RECORDS: Begin

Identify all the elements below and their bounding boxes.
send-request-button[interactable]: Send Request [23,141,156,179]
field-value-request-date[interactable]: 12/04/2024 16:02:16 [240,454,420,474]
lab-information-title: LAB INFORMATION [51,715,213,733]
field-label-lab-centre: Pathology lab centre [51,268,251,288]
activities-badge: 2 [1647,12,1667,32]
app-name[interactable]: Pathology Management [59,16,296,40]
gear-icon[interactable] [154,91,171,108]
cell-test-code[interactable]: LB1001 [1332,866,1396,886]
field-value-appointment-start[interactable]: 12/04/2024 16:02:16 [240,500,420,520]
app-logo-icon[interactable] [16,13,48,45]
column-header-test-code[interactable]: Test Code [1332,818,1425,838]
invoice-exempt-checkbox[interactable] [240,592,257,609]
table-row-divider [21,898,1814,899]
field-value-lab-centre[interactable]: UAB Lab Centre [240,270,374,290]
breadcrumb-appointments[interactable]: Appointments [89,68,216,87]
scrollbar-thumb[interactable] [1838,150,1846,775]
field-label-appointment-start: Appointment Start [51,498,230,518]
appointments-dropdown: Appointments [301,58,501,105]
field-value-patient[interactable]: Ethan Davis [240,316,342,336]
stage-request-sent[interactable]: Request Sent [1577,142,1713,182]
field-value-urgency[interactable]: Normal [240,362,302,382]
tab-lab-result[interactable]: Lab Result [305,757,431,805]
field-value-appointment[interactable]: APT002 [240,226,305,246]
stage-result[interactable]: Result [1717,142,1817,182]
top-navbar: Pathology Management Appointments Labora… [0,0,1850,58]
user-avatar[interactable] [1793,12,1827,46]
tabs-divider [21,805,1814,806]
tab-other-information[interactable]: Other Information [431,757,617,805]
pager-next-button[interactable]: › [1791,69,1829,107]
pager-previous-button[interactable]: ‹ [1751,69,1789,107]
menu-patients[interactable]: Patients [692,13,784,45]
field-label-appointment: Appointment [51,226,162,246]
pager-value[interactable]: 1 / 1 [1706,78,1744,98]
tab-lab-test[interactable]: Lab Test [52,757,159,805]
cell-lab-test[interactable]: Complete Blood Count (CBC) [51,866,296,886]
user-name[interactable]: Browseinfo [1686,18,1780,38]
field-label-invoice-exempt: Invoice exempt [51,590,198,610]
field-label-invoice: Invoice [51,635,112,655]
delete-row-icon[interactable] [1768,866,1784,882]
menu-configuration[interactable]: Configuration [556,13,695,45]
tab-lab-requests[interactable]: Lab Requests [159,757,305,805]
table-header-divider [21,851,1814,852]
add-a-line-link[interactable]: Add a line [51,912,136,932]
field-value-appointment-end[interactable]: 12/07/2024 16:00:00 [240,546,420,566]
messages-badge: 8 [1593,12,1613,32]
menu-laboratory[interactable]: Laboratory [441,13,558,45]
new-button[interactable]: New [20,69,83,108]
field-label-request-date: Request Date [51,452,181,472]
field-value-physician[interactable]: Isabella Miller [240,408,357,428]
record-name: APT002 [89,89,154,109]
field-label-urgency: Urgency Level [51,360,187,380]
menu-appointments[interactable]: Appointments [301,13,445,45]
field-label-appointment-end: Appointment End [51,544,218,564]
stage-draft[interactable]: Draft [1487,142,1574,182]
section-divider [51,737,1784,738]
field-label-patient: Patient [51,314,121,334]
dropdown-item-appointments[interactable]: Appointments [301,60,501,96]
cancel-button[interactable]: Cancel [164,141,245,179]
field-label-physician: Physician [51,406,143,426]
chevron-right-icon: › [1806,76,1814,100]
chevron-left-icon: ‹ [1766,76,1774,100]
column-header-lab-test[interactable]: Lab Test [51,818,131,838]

RECORDS: End

[EXERCISE REQUIREMENTS]: Could you transcribe all of the data exactly as it is given?

[SOLUTION FOR THIS TASK]:
Identify all the elements below and their bounding boxes.
send-request-button[interactable]: Send Request [23,141,156,179]
field-value-request-date[interactable]: 12/04/2024 16:02:16 [240,454,420,474]
lab-information-title: LAB INFORMATION [51,715,213,733]
field-label-lab-centre: Pathology lab centre [51,268,251,288]
activities-badge: 2 [1647,12,1667,32]
app-name[interactable]: Pathology Management [59,16,296,40]
gear-icon[interactable] [154,91,171,108]
cell-test-code[interactable]: LB1001 [1332,866,1396,886]
field-value-appointment-start[interactable]: 12/04/2024 16:02:16 [240,500,420,520]
app-logo-icon[interactable] [16,13,48,45]
column-header-test-code[interactable]: Test Code [1332,818,1425,838]
invoice-exempt-checkbox[interactable] [240,592,257,609]
table-row-divider [21,898,1814,899]
field-value-lab-centre[interactable]: UAB Lab Centre [240,270,374,290]
breadcrumb-appointments[interactable]: Appointments [89,68,216,87]
scrollbar-thumb[interactable] [1838,150,1846,775]
field-label-appointment-start: Appointment Start [51,498,230,518]
appointments-dropdown: Appointments [301,58,501,105]
field-value-patient[interactable]: Ethan Davis [240,316,342,336]
stage-request-sent[interactable]: Request Sent [1577,142,1713,182]
field-value-urgency[interactable]: Normal [240,362,302,382]
tab-lab-result[interactable]: Lab Result [305,757,431,805]
field-value-appointment[interactable]: APT002 [240,226,305,246]
stage-result[interactable]: Result [1717,142,1817,182]
top-navbar: Pathology Management Appointments Labora… [0,0,1850,58]
user-avatar[interactable] [1793,12,1827,46]
tabs-divider [21,805,1814,806]
tab-other-information[interactable]: Other Information [431,757,617,805]
pager-next-button[interactable]: › [1791,69,1829,107]
pager-previous-button[interactable]: ‹ [1751,69,1789,107]
menu-patients[interactable]: Patients [692,13,784,45]
field-label-appointment: Appointment [51,226,162,246]
pager-value[interactable]: 1 / 1 [1706,78,1744,98]
tab-lab-test[interactable]: Lab Test [52,757,159,805]
cell-lab-test[interactable]: Complete Blood Count (CBC) [51,866,296,886]
user-name[interactable]: Browseinfo [1686,18,1780,38]
field-label-invoice-exempt: Invoice exempt [51,590,198,610]
field-label-invoice: Invoice [51,635,112,655]
delete-row-icon[interactable] [1768,866,1784,882]
menu-configuration[interactable]: Configuration [556,13,695,45]
tab-lab-requests[interactable]: Lab Requests [159,757,305,805]
table-header-divider [21,851,1814,852]
add-a-line-link[interactable]: Add a line [51,912,136,932]
field-value-appointment-end[interactable]: 12/07/2024 16:00:00 [240,546,420,566]
messages-badge: 8 [1593,12,1613,32]
menu-laboratory[interactable]: Laboratory [441,13,558,45]
new-button[interactable]: New [20,69,83,108]
field-label-request-date: Request Date [51,452,181,472]
field-value-physician[interactable]: Isabella Miller [240,408,357,428]
record-name: APT002 [89,89,154,109]
field-label-urgency: Urgency Level [51,360,187,380]
menu-appointments[interactable]: Appointments [301,13,445,45]
field-label-appointment-end: Appointment End [51,544,218,564]
stage-draft[interactable]: Draft [1487,142,1574,182]
section-divider [51,737,1784,738]
field-label-patient: Patient [51,314,121,334]
dropdown-item-appointments[interactable]: Appointments [301,60,501,96]
cancel-button[interactable]: Cancel [164,141,245,179]
field-label-physician: Physician [51,406,143,426]
chevron-right-icon: › [1806,76,1814,100]
chevron-left-icon: ‹ [1766,76,1774,100]
column-header-lab-test[interactable]: Lab Test [51,818,131,838]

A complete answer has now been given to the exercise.